> Task to complete: Nothing but the lines from the one containing "OCR this image." through the last line should be written out, please, exactly as they stand.

******************************

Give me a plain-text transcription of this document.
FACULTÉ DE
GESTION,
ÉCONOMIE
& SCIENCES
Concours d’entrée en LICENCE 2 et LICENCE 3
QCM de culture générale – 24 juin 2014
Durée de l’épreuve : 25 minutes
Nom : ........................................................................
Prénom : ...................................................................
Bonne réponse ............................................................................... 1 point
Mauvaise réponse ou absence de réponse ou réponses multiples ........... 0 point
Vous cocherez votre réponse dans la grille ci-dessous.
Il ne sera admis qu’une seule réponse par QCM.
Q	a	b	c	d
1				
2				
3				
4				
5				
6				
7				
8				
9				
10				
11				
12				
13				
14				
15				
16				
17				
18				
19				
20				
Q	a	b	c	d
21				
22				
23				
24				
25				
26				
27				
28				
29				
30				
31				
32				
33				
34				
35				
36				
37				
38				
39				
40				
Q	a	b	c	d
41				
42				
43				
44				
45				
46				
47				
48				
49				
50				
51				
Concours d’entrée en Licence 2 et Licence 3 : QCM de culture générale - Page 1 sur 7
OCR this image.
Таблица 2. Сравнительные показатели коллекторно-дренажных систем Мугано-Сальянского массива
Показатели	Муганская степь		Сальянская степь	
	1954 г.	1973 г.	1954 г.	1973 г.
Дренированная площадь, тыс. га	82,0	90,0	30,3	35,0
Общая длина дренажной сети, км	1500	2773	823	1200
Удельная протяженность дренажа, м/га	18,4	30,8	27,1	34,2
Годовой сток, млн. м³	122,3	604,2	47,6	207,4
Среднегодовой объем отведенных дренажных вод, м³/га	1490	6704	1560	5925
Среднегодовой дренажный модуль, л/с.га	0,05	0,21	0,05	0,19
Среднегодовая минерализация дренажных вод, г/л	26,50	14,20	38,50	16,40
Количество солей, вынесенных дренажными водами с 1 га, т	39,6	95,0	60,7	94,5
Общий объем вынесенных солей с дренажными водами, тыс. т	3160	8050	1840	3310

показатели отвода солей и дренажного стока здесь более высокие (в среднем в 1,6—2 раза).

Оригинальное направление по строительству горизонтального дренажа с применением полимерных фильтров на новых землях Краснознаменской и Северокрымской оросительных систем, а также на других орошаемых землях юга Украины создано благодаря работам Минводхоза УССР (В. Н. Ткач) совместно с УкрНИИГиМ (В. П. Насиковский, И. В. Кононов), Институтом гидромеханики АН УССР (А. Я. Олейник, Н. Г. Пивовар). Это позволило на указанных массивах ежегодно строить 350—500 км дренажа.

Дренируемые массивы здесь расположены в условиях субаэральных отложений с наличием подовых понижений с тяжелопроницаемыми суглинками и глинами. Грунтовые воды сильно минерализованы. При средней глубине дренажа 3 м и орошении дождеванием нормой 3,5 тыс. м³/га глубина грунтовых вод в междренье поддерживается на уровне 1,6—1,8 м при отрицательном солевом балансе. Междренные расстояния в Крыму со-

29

******************************

> Exercise solution:
OCR this image.
Таблица 2. Сравнительные показатели коллекторно-дренажных систем Мугано-Сальянского массива
Показатели	Муганская степь		Сальянская степь	
	1954 г.	1973 г.	1954 г.	1973 г.
Дренированная площадь, тыс. га	82,0	90,0	30,3	35,0
Общая длина дренажной сети, км	1500	2773	823	1200
Удельная протяженность дренажа, м/га	18,4	30,8	27,1	34,2
Годовой сток, млн. м³	122,3	604,2	47,6	207,4
Среднегодовой объем отведенных дренажных вод, м³/га	1490	6704	1560	5925
Среднегодовой дренажный модуль, л/с.га	0,05	0,21	0,05	0,19
Среднегодовая минерализация дренажных вод, г/л	26,50	14,20	38,50	16,40
Количество солей, вынесенных дренажными водами с 1 га, т	39,6	95,0	60,7	94,5
Общий объем вынесенных солей с дренажными водами, тыс. т	3160	8050	1840	3310

показатели отвода солей и дренажного стока здесь более высокие (в среднем в 1,6—2 раза).

Оригинальное направление по строительству горизонтального дренажа с применением полимерных фильтров на новых землях Краснознаменской и Северокрымской оросительных систем, а также на других орошаемых землях юга Украины создано благодаря работам Минводхоза УССР (В. Н. Ткач) совместно с УкрНИИГиМ (В. П. Насиковский, И. В. Кононов), Институтом гидромеханики АН УССР (А. Я. Олейник, Н. Г. Пивовар). Это позволило на указанных массивах ежегодно строить 350—500 км дренажа.

Дренируемые массивы здесь расположены в условиях субаэральных отложений с наличием подовых понижений с тяжелопроницаемыми суглинками и глинами. Грунтовые воды сильно минерализованы. При средней глубине дренажа 3 м и орошении дождеванием нормой 3,5 тыс. м³/га глубина грунтовых вод в междренье поддерживается на уровне 1,6—1,8 м при отрицательном солевом балансе. Междренные расстояния в Крыму со-

29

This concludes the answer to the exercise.